* MATERIALS PROVIDED *
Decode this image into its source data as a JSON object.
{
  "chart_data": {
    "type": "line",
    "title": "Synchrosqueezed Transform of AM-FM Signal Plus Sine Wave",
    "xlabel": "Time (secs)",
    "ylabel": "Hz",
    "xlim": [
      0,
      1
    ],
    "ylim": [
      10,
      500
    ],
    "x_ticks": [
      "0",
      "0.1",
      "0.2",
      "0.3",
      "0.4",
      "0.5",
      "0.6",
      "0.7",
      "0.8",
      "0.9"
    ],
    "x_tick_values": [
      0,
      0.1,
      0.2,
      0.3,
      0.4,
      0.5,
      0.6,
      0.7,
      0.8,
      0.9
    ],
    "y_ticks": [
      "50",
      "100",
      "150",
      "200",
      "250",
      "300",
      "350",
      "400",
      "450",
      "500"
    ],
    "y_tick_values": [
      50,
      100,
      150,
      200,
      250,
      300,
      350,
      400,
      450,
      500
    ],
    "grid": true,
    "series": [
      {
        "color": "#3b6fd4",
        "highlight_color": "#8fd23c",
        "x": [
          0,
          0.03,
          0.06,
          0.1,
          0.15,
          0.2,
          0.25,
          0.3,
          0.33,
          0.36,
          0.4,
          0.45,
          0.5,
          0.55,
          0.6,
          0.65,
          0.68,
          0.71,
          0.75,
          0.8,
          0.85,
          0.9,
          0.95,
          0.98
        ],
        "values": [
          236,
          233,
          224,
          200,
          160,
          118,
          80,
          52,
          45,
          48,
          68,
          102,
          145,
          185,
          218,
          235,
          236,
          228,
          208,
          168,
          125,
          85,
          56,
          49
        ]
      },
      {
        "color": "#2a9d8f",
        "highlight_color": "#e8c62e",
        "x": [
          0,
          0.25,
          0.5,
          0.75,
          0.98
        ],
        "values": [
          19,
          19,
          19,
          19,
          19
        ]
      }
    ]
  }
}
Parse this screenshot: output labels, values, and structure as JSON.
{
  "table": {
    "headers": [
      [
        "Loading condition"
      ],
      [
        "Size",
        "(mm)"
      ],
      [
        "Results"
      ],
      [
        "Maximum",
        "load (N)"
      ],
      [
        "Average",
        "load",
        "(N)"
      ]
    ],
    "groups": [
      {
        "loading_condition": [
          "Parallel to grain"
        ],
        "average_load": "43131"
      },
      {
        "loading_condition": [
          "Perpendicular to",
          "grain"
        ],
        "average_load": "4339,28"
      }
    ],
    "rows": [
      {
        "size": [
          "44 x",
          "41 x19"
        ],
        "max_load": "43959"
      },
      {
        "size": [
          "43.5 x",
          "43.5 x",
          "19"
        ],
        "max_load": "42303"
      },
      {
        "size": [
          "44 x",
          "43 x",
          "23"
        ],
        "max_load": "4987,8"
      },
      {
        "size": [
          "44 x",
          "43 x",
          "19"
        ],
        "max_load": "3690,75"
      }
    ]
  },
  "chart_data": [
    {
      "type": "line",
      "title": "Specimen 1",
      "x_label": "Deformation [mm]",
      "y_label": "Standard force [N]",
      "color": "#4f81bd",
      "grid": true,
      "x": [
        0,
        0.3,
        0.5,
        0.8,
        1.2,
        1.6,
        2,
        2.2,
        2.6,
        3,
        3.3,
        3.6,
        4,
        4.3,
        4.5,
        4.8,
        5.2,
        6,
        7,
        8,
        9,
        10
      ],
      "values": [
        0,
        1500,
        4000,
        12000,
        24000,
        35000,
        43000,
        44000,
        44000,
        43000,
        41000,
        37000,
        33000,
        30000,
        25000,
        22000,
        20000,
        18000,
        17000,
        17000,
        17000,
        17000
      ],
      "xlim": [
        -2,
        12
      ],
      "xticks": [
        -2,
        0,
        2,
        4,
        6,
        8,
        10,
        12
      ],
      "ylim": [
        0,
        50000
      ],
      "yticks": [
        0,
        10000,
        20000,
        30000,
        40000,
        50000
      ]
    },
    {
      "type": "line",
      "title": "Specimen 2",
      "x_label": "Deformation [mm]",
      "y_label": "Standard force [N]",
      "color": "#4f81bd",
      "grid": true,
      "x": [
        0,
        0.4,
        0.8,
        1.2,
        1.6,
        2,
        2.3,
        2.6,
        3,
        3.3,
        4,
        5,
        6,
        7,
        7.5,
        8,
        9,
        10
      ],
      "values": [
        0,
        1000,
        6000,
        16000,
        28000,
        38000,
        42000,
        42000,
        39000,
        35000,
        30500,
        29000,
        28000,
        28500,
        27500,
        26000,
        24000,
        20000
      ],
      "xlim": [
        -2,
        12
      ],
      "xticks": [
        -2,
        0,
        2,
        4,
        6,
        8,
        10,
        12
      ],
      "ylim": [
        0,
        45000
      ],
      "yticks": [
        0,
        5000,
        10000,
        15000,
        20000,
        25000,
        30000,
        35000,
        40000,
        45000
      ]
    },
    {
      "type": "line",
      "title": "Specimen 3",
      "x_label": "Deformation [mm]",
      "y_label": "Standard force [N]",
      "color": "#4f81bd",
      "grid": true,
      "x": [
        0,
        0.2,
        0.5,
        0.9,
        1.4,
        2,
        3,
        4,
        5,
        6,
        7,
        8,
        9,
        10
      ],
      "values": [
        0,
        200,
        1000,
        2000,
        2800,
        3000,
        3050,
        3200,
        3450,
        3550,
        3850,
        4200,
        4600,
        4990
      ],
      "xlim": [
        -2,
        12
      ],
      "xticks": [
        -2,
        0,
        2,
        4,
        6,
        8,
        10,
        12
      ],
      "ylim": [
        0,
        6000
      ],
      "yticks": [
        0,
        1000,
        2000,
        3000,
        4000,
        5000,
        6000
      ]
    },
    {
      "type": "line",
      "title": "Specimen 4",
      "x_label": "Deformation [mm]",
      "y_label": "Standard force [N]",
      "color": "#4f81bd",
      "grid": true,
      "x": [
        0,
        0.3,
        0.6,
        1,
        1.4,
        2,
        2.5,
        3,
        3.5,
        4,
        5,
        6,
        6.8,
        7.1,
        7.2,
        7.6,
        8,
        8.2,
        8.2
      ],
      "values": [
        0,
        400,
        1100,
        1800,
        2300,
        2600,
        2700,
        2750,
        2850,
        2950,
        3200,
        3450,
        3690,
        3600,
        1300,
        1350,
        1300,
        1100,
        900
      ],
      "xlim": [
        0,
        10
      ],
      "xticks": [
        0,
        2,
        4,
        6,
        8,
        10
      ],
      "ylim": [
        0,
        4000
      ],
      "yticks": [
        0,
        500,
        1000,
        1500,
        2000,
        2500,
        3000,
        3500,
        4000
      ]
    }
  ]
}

* REQUIRED WORK *
All entries must be repeated verbatim.

* SOLUTION FOR THIS PROBLEM *
Decode this image into its source data as a JSON object.
{
  "chart_data": {
    "type": "line",
    "title": "Synchrosqueezed Transform of AM-FM Signal Plus Sine Wave",
    "xlabel": "Time (secs)",
    "ylabel": "Hz",
    "xlim": [
      0,
      1
    ],
    "ylim": [
      10,
      500
    ],
    "x_ticks": [
      "0",
      "0.1",
      "0.2",
      "0.3",
      "0.4",
      "0.5",
      "0.6",
      "0.7",
      "0.8",
      "0.9"
    ],
    "x_tick_values": [
      0,
      0.1,
      0.2,
      0.3,
      0.4,
      0.5,
      0.6,
      0.7,
      0.8,
      0.9
    ],
    "y_ticks": [
      "50",
      "100",
      "150",
      "200",
      "250",
      "300",
      "350",
      "400",
      "450",
      "500"
    ],
    "y_tick_values": [
      50,
      100,
      150,
      200,
      250,
      300,
      350,
      400,
      450,
      500
    ],
    "grid": true,
    "series": [
      {
        "color": "#3b6fd4",
        "highlight_color": "#8fd23c",
        "x": [
          0,
          0.03,
          0.06,
          0.1,
          0.15,
          0.2,
          0.25,
          0.3,
          0.33,
          0.36,
          0.4,
          0.45,
          0.5,
          0.55,
          0.6,
          0.65,
          0.68,
          0.71,
          0.75,
          0.8,
          0.85,
          0.9,
          0.95,
          0.98
        ],
        "values": [
          236,
          233,
          224,
          200,
          160,
          118,
          80,
          52,
          45,
          48,
          68,
          102,
          145,
          185,
          218,
          235,
          236,
          228,
          208,
          168,
          125,
          85,
          56,
          49
        ]
      },
      {
        "color": "#2a9d8f",
        "highlight_color": "#e8c62e",
        "x": [
          0,
          0.25,
          0.5,
          0.75,
          0.98
        ],
        "values": [
          19,
          19,
          19,
          19,
          19
        ]
      }
    ]
  }
}
Parse this screenshot: output labels, values, and structure as JSON.
{
  "table": {
    "headers": [
      [
        "Loading condition"
      ],
      [
        "Size",
        "(mm)"
      ],
      [
        "Results"
      ],
      [
        "Maximum",
        "load (N)"
      ],
      [
        "Average",
        "load",
        "(N)"
      ]
    ],
    "groups": [
      {
        "loading_condition": [
          "Parallel to grain"
        ],
        "average_load": "43131"
      },
      {
        "loading_condition": [
          "Perpendicular to",
          "grain"
        ],
        "average_load": "4339,28"
      }
    ],
    "rows": [
      {
        "size": [
          "44 x",
          "41 x19"
        ],
        "max_load": "43959"
      },
      {
        "size": [
          "43.5 x",
          "43.5 x",
          "19"
        ],
        "max_load": "42303"
      },
      {
        "size": [
          "44 x",
          "43 x",
          "23"
        ],
        "max_load": "4987,8"
      },
      {
        "size": [
          "44 x",
          "43 x",
          "19"
        ],
        "max_load": "3690,75"
      }
    ]
  },
  "chart_data": [
    {
      "type": "line",
      "title": "Specimen 1",
      "x_label": "Deformation [mm]",
      "y_label": "Standard force [N]",
      "color": "#4f81bd",
      "grid": true,
      "x": [
        0,
        0.3,
        0.5,
        0.8,
        1.2,
        1.6,
        2,
        2.2,
        2.6,
        3,
        3.3,
        3.6,
        4,
        4.3,
        4.5,
        4.8,
        5.2,
        6,
        7,
        8,
        9,
        10
      ],
      "values": [
        0,
        1500,
        4000,
        12000,
        24000,
        35000,
        43000,
        44000,
        44000,
        43000,
        41000,
        37000,
        33000,
        30000,
        25000,
        22000,
        20000,
        18000,
        17000,
        17000,
        17000,
        17000
      ],
      "xlim": [
        -2,
        12
      ],
      "xticks": [
        -2,
        0,
        2,
        4,
        6,
        8,
        10,
        12
      ],
      "ylim": [
        0,
        50000
      ],
      "yticks": [
        0,
        10000,
        20000,
        30000,
        40000,
        50000
      ]
    },
    {
      "type": "line",
      "title": "Specimen 2",
      "x_label": "Deformation [mm]",
      "y_label": "Standard force [N]",
      "color": "#4f81bd",
      "grid": true,
      "x": [
        0,
        0.4,
        0.8,
        1.2,
        1.6,
        2,
        2.3,
        2.6,
        3,
        3.3,
        4,
        5,
        6,
        7,
        7.5,
        8,
        9,
        10
      ],
      "values": [
        0,
        1000,
        6000,
        16000,
        28000,
        38000,
        42000,
        42000,
        39000,
        35000,
        30500,
        29000,
        28000,
        28500,
        27500,
        26000,
        24000,
        20000
      ],
      "xlim": [
        -2,
        12
      ],
      "xticks": [
        -2,
        0,
        2,
        4,
        6,
        8,
        10,
        12
      ],
      "ylim": [
        0,
        45000
      ],
      "yticks": [
        0,
        5000,
        10000,
        15000,
        20000,
        25000,
        30000,
        35000,
        40000,
        45000
      ]
    },
    {
      "type": "line",
      "title": "Specimen 3",
      "x_label": "Deformation [mm]",
      "y_label": "Standard force [N]",
      "color": "#4f81bd",
      "grid": true,
      "x": [
        0,
        0.2,
        0.5,
        0.9,
        1.4,
        2,
        3,
        4,
        5,
        6,
        7,
        8,
        9,
        10
      ],
      "values": [
        0,
        200,
        1000,
        2000,
        2800,
        3000,
        3050,
        3200,
        3450,
        3550,
        3850,
        4200,
        4600,
        4990
      ],
      "xlim": [
        -2,
        12
      ],
      "xticks": [
        -2,
        0,
        2,
        4,
        6,
        8,
        10,
        12
      ],
      "ylim": [
        0,
        6000
      ],
      "yticks": [
        0,
        1000,
        2000,
        3000,
        4000,
        5000,
        6000
      ]
    },
    {
      "type": "line",
      "title": "Specimen 4",
      "x_label": "Deformation [mm]",
      "y_label": "Standard force [N]",
      "color": "#4f81bd",
      "grid": true,
      "x": [
        0,
        0.3,
        0.6,
        1,
        1.4,
        2,
        2.5,
        3,
        3.5,
        4,
        5,
        6,
        6.8,
        7.1,
        7.2,
        7.6,
        8,
        8.2,
        8.2
      ],
      "values": [
        0,
        400,
        1100,
        1800,
        2300,
        2600,
        2700,
        2750,
        2850,
        2950,
        3200,
        3450,
        3690,
        3600,
        1300,
        1350,
        1300,
        1100,
        900
      ],
      "xlim": [
        0,
        10
      ],
      "xticks": [
        0,
        2,
        4,
        6,
        8,
        10
      ],
      "ylim": [
        0,
        4000
      ],
      "yticks": [
        0,
        500,
        1000,
        1500,
        2000,
        2500,
        3000,
        3500,
        4000
      ]
    }
  ]
}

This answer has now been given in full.